[OBJETIVO PLANTEADO 1]:
En las entradas, toma las líneas desde la que contiene "close-icon[interactable]: ✕ (14, 25, 32, 43)" hasta la que contiene "unlock-icon[interactable] (653, 241, 671, 267)", ambas incluidas, y conviértelas en una lista JSON de cadenas, una por línea y sin líneas en blanco.

[FRAGMENTO]:
========

En un mundo estrecho para pioneros, huérfano de héroes y donde toda posibilidad de aventura parece desterrada a los confines de la ciencia y del espacio, un californiano de treinta y un años hizo algo por primera vez. En la mañana del 3 de junio de 2017, Alex Honnold escaló El Capitán, una pared de granito de novecientos metros de altura y lisa como tapa de piano, sin cuerdas ni seguridad alguna. La mole, en el valle de Yosemite (Estados Unidos), es una de las paredes más codiciadas por los escaladores, el sueño de toda una vida, pero nunca había sido sometida por la fuerza, la destreza y el control del miedo de un ser humano en solo integral, como es conocida dicha modalidad. Camiseta roja, pantalones cortos negros, pies de gato y una bolsita de magnesio para secar el sudor de las manos.
«La montaña no parecía tan amenazante esta mañana. Todo ha sido igual a las otras veces. No llevaba mochila y las sensaciones al escalar han sido alucinantes. No arrastrar sesenta metros de cuerda durante todo el ascenso me ha hecho sentirme fuerte y fresco. Creo que podría repetirlo ahora mismo», dijo Honnold a National Geographic, recién descendido de las alturas. Parece un farol, pero nada en Honnold lo es; finalizada la entrevista, se fue a entrenar a su furgoneta, diseñada para poder colgarse durante horas y fortalecer sus dedos, muñecas y brazos. «Entreno cada día y hoy es un día más». Su gloria, reciente y deslumbrante, es la consecuencia de una obsesión: escalar como nadie se había atrevido a hacer hasta ahora.
«Si sigue con esto es evidente que va a morir joven, porque ese tipo de escalada es muy expuesto y no admite el más mínimo fallo», dice Sebastián Álvaro, alpinista y creador y director durante casi tres décadas de Al filo de lo imposible. «Sin estar entre las diez personas del mundo que más grado de dificultad logra superar, sorprende lo mucho que está dispuesto a arriesgar. Su fortaleza es psicológica; hacerlo sin cuerdas, en paredes que están más allá de la vertical y con un vacío aterrador que te atrae». Un pedazo de roca que se quiebre —a veces, de unos pocos milímetros—, arena que haga resbalar la zapatilla, un error de cálculo o apenas una duda en el momento equivocado se pagan con la vida.

========

[DATOS PROPORCIONADOS]:
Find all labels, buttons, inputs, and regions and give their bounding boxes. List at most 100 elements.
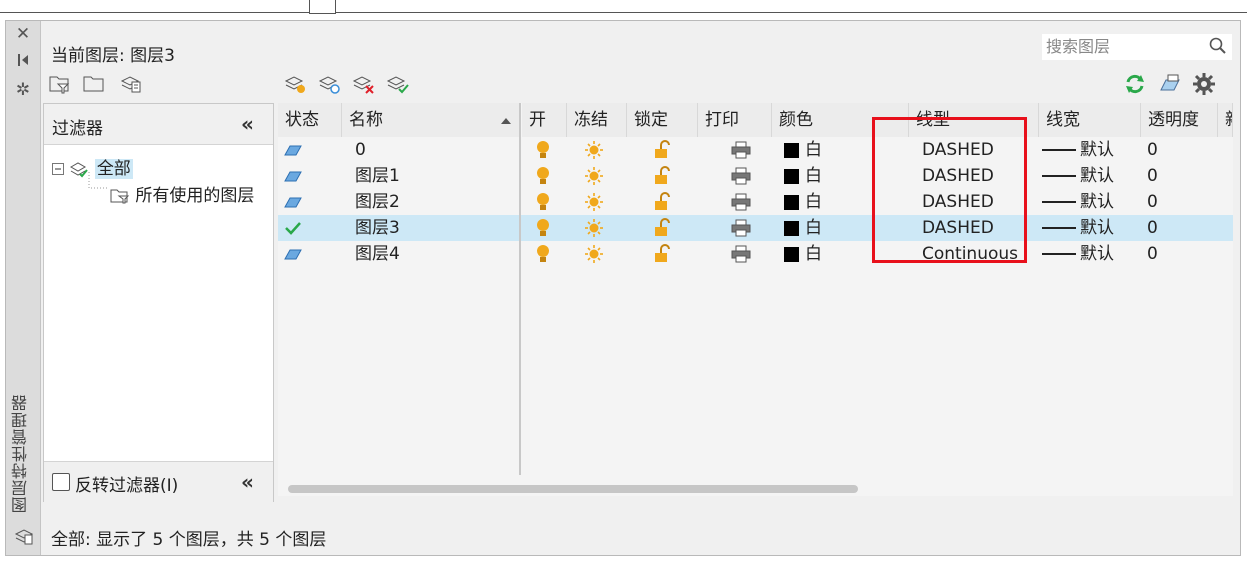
close-icon[interactable]: ✕ (14, 25, 32, 43)
collapse-filter-icon[interactable]: « (241, 470, 254, 494)
layer-color[interactable]: 白 (784, 163, 822, 189)
printer-icon[interactable] (730, 189, 752, 215)
layer-lineweight[interactable]: 默认 (1042, 137, 1114, 163)
col-lock[interactable]: 锁定 (627, 103, 698, 137)
tree-item-used-layers[interactable]: 所有使用的图层 (110, 181, 254, 206)
layer-transparency-text: 0 (1147, 192, 1158, 212)
layer-status-icon[interactable] (284, 163, 302, 189)
new-layer-button[interactable] (282, 71, 310, 97)
bulb-on-icon[interactable] (536, 163, 550, 189)
col-lineweight[interactable]: 线宽 (1039, 103, 1141, 137)
layer-transparency[interactable]: 0 (1147, 241, 1158, 267)
layer-row[interactable]: 图层1 白 DASHED 默认 0 (278, 163, 1233, 189)
horizontal-scrollbar[interactable] (288, 485, 858, 493)
layer-color[interactable]: 白 (784, 215, 822, 241)
unlock-icon[interactable] (653, 241, 671, 267)
layer-lineweight[interactable]: 默认 (1042, 241, 1114, 267)
thaw-sun-icon[interactable] (584, 137, 604, 163)
layer-name[interactable]: 图层1 (355, 163, 400, 189)
delete-layer-button[interactable] (350, 71, 378, 97)
col-transparency[interactable]: 透明度 (1141, 103, 1218, 137)
layer-transparency-text: 0 (1147, 140, 1158, 160)
search-icon[interactable] (1208, 36, 1228, 56)
top-notch (309, 0, 336, 14)
layer-row[interactable]: 图层2 白 DASHED 默认 0 (278, 189, 1233, 215)
layer-lineweight[interactable]: 默认 (1042, 215, 1114, 241)
thaw-sun-icon[interactable] (584, 189, 604, 215)
layer-color-text: 白 (805, 140, 822, 160)
layer-lineweight[interactable]: 默认 (1042, 163, 1114, 189)
bulb-on-icon[interactable] (536, 137, 550, 163)
unlock-icon[interactable] (653, 137, 671, 163)
color-swatch (784, 168, 799, 184)
layer-transparency[interactable]: 0 (1147, 163, 1158, 189)
tree-item-label: 所有使用的图层 (135, 186, 255, 206)
unlock-icon[interactable] (653, 215, 671, 241)
layer-color[interactable]: 白 (784, 137, 822, 163)
layer-name[interactable]: 图层2 (355, 189, 400, 215)
current-layer-check-icon[interactable] (284, 215, 302, 241)
invert-filter-checkbox[interactable] (52, 473, 70, 491)
layer-states-manager-button[interactable] (118, 71, 146, 97)
layer-lineweight-text: 默认 (1080, 140, 1114, 160)
new-property-filter-button[interactable] (46, 71, 74, 97)
col-name[interactable]: 名称 (342, 103, 520, 137)
lineweight-sample (1042, 175, 1076, 177)
gear-icon[interactable] (1190, 71, 1218, 97)
layer-transparency[interactable]: 0 (1147, 215, 1158, 241)
palette-title: 图层特性管理器 (11, 394, 30, 513)
printer-icon[interactable] (730, 215, 752, 241)
layer-row[interactable]: 图层3 白 DASHED 默认 0 (278, 215, 1233, 241)
thaw-sun-icon[interactable] (584, 163, 604, 189)
current-layer-label: 当前图层: 图层3 (51, 46, 175, 66)
col-freeze[interactable]: 冻结 (567, 103, 627, 137)
layer-name[interactable]: 图层3 (355, 215, 400, 241)
thaw-sun-icon[interactable] (584, 215, 604, 241)
column-splitter[interactable] (519, 103, 521, 475)
properties-gear-icon[interactable]: ✲ (14, 81, 32, 99)
tree-expand-icon[interactable] (52, 163, 64, 175)
unlock-icon[interactable] (653, 189, 671, 215)
layer-status-icon[interactable] (284, 189, 302, 215)
printer-icon[interactable] (730, 241, 752, 267)
layer-color[interactable]: 白 (784, 241, 822, 267)
printer-icon[interactable] (730, 163, 752, 189)
search-input[interactable] (1042, 34, 1210, 58)
layer-lineweight[interactable]: 默认 (1042, 189, 1114, 215)
layer-color[interactable]: 白 (784, 189, 822, 215)
refresh-icon[interactable] (1121, 71, 1149, 97)
set-current-button[interactable] (384, 71, 412, 97)
color-swatch (784, 220, 799, 236)
layer-lineweight-text: 默认 (1080, 218, 1114, 238)
autohide-icon[interactable] (14, 52, 32, 70)
thaw-sun-icon[interactable] (584, 241, 604, 267)
unlock-icon[interactable] (653, 163, 671, 189)
layer-row[interactable]: 图层4 白 Continuous 默认 0 (278, 241, 1233, 267)
layer-status-icon[interactable] (284, 241, 302, 267)
layer-row[interactable]: 0 白 DASHED 默认 0 (278, 137, 1233, 163)
bulb-on-icon[interactable] (536, 189, 550, 215)
layer-name-text: 0 (355, 140, 366, 160)
layer-transparency[interactable]: 0 (1147, 137, 1158, 163)
color-swatch (784, 194, 799, 210)
layer-transparency[interactable]: 0 (1147, 189, 1158, 215)
collapse-filter-icon[interactable]: « (241, 112, 254, 136)
layer-name[interactable]: 图层4 (355, 241, 400, 267)
layer-status-icon[interactable] (284, 137, 302, 163)
bulb-on-icon[interactable] (536, 215, 550, 241)
layer-name[interactable]: 0 (355, 137, 366, 163)
status-bar: 全部: 显示了 5 个图层，共 5 个图层 (51, 530, 327, 550)
layer-name-text: 图层3 (355, 218, 400, 238)
col-plot[interactable]: 打印 (698, 103, 772, 137)
col-new-vp-freeze[interactable]: 新 (1218, 103, 1233, 137)
printer-icon[interactable] (730, 137, 752, 163)
layer-settings-button[interactable] (1156, 71, 1184, 97)
palette-titlebar[interactable]: ✕ ✲ 图层特性管理器 (6, 21, 41, 555)
bulb-on-icon[interactable] (536, 241, 550, 267)
new-layer-vp-frozen-button[interactable] (316, 71, 344, 97)
new-group-filter-button[interactable] (80, 71, 108, 97)
filter-tree-panel: 过滤器 « 全部 所有使用的图层 反转过滤器(I) « (43, 103, 274, 502)
search-layers[interactable] (1041, 33, 1233, 61)
col-on[interactable]: 开 (522, 103, 567, 137)
col-status[interactable]: 状态 (278, 103, 342, 137)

========

[OBJETIVO PLANTEADO 2]:
Indica si cada afirmación concuerda con el fragmento sobre Alex Honnold y respalda tu respuesta con las palabras exactas del fragmento: (a) El Capitán mide novecientos metros de altura. (b) Honnold llevaba mochila durante el ascenso. (c) Sebastián Álvaro dirigió Al filo de lo imposible durante más de cuatro décadas.

[SOLUCIÓN DESARROLLADA 1]:
[
  "close-icon[interactable]: ✕ (14, 25, 32, 43)",
  "collapse-filter-icon[interactable]: « (241, 470, 254, 494)",
  "layer-color[interactable]: 白 (784, 163, 822, 189)",
  "printer-icon[interactable] (730, 189, 752, 215)",
  "layer-lineweight[interactable]: 默认 (1042, 137, 1114, 163)",
  "col-lock[interactable]: 锁定 (627, 103, 698, 137)",
  "tree-item-used-layers[interactable]: 所有使用的图层 (110, 181, 254, 206)",
  "layer-transparency-text: 0 (1147, 192, 1158, 212)",
  "layer-status-icon[interactable] (284, 163, 302, 189)",
  "new-layer-button[interactable] (282, 71, 310, 97)",
  "bulb-on-icon[interactable] (536, 163, 550, 189)",
  "col-lineweight[interactable]: 线宽 (1039, 103, 1141, 137)",
  "layer-transparency[interactable]: 0 (1147, 241, 1158, 267)",
  "layer-row[interactable]: 图层1 白 DASHED 默认 0 (278, 163, 1233, 189)",
  "horizontal-scrollbar[interactable] (288, 485, 858, 493)",
  "layer-color[interactable]: 白 (784, 215, 822, 241)",
  "unlock-icon[interactable] (653, 241, 671, 267)"
]

[SOLUCIÓN DESARROLLADA 2]:
(a) Sí: «una pared de granito de novecientos metros de altura».
(b) No: «No llevaba mochila».
(c) No: «creador y director durante casi tres décadas de Al filo de lo imposible».